## What you will do
Locate every line in the records below that contains the word "sich", and copy each one.

Source information section start

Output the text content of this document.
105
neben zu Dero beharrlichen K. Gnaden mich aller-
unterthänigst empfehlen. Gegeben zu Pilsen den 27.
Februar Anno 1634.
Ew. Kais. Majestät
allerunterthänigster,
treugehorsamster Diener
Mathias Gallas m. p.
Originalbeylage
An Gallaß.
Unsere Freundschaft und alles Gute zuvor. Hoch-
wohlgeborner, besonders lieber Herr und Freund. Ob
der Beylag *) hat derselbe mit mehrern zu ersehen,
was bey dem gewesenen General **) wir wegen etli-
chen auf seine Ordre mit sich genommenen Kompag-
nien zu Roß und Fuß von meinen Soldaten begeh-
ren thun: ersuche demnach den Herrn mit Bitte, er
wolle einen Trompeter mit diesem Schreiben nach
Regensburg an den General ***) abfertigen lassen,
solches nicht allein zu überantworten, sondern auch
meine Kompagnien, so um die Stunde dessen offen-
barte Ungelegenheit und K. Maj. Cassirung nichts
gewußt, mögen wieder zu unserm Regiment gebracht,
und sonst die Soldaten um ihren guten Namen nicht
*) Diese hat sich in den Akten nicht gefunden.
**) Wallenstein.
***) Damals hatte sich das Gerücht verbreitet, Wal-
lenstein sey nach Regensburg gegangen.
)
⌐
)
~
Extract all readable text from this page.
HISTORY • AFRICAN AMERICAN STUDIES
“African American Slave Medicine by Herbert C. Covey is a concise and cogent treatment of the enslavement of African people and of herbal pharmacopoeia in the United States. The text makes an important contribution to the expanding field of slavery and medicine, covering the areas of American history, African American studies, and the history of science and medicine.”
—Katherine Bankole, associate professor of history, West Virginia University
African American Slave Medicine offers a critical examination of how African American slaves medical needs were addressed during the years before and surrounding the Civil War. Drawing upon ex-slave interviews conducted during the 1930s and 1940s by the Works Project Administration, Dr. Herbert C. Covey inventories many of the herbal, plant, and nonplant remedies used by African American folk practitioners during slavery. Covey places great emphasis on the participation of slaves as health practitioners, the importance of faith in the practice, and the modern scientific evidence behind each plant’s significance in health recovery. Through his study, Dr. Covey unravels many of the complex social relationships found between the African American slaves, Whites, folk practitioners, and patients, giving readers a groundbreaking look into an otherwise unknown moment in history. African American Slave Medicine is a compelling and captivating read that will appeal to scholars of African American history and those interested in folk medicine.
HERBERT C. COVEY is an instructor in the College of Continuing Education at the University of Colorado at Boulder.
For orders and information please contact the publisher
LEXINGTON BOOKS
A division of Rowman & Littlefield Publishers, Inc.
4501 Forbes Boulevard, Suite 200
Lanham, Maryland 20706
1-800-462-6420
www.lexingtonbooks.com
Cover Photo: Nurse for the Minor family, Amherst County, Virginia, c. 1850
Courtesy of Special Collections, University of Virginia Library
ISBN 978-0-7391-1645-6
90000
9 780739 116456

Source information section end

## Solution for this problem
chen auf seine Ordre mit sich genommenen Kompag-
*) Diese hat sich in den Akten nicht gefunden.
***) Damals hatte sich das Gerücht verbreitet, Wal-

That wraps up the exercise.